◆ Gestellte Aufgabe ◆
Schreib die Zeilen von der Zeile mit „output 10 of“ bis zur Zeile mit „y-axis-title: Pressure (bar)“ unverändert ab, beide eingeschlossen. Lass die Bilder dabei weg.

◆ Bereitgestelltes Material ◆
:::::
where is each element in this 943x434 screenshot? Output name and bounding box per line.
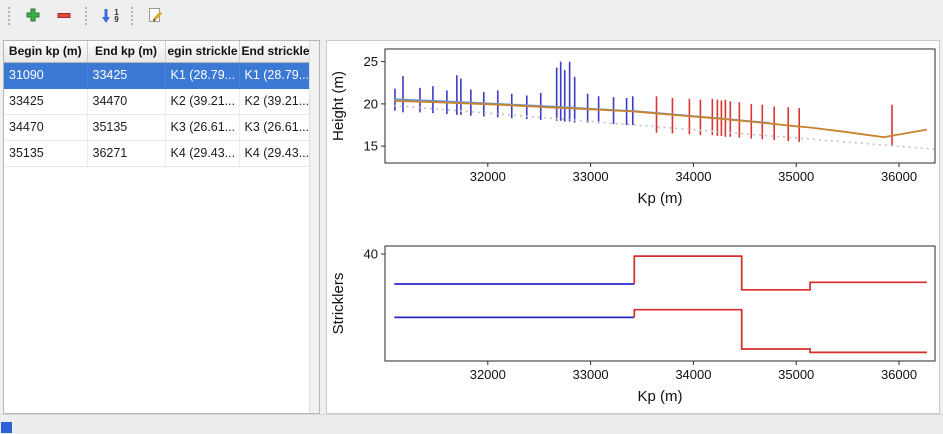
:::::
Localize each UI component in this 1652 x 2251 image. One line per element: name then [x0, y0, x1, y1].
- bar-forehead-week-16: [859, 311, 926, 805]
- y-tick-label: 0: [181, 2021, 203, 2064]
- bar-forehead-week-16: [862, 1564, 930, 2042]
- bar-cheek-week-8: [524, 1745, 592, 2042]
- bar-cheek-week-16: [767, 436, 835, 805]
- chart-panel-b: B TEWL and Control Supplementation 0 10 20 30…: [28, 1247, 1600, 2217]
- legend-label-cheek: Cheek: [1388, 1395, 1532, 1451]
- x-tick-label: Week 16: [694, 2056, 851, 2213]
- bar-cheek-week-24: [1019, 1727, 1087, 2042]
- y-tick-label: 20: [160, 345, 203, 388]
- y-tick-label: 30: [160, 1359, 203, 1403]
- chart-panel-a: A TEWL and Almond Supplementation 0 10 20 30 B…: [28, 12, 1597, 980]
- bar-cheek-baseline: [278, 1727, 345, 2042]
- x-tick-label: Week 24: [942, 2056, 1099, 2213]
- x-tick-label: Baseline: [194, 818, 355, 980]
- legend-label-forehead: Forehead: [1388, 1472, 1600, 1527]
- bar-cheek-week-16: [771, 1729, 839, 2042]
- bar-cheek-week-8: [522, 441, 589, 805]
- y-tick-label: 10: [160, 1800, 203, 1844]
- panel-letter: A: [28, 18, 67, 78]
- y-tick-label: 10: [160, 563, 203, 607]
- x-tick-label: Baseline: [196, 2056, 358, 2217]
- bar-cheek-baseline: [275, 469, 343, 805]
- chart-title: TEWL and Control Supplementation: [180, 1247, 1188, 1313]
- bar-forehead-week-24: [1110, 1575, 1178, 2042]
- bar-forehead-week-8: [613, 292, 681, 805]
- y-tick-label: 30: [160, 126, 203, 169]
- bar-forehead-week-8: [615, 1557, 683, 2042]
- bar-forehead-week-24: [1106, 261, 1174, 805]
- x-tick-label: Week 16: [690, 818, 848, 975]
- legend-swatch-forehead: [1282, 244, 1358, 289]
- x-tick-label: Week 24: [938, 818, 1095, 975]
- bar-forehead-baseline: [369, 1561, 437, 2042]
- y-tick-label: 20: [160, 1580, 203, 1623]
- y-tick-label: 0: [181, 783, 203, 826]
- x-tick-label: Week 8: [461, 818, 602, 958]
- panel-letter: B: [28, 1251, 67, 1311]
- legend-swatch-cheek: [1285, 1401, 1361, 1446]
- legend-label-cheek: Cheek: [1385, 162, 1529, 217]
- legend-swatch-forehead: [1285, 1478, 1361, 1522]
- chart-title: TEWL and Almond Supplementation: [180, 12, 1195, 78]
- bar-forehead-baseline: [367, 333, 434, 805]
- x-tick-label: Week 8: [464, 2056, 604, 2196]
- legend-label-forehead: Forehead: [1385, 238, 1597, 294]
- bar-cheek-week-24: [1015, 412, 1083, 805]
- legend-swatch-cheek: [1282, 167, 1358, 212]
:::::
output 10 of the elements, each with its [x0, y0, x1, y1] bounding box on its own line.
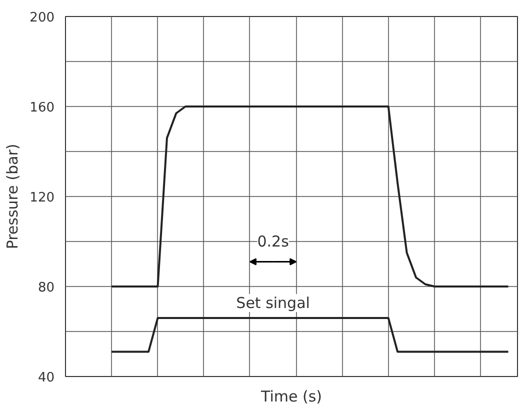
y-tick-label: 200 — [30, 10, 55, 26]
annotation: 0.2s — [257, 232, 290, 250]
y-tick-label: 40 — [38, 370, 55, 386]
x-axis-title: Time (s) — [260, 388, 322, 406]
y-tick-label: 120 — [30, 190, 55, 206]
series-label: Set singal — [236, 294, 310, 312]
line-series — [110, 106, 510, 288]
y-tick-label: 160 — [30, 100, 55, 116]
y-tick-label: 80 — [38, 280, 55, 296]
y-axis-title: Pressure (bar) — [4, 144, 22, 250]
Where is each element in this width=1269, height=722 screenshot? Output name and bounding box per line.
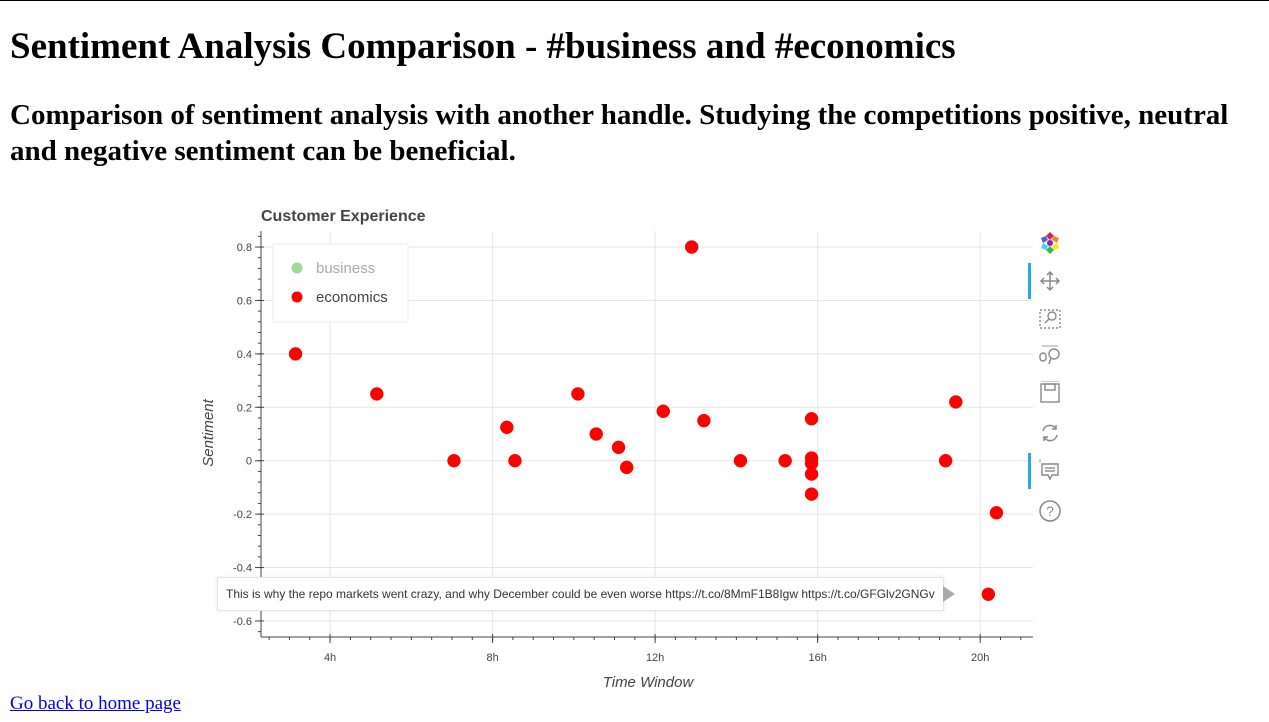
:::::
◆ Lösung der Aufgabe ◆
output 10 of the elements, each with its [x0, y0, x1, y1] bounding box on its own line.
y-tick-label: 200 — [30, 10, 55, 26]
annotation: 0.2s — [257, 232, 290, 250]
y-tick-label: 40 — [38, 370, 55, 386]
x-axis-title: Time (s) — [260, 388, 322, 406]
y-tick-label: 120 — [30, 190, 55, 206]
series-label: Set singal — [236, 294, 310, 312]
line-series — [110, 106, 510, 288]
y-tick-label: 160 — [30, 100, 55, 116]
y-tick-label: 80 — [38, 280, 55, 296]
y-axis-title: Pressure (bar) — [4, 144, 22, 250]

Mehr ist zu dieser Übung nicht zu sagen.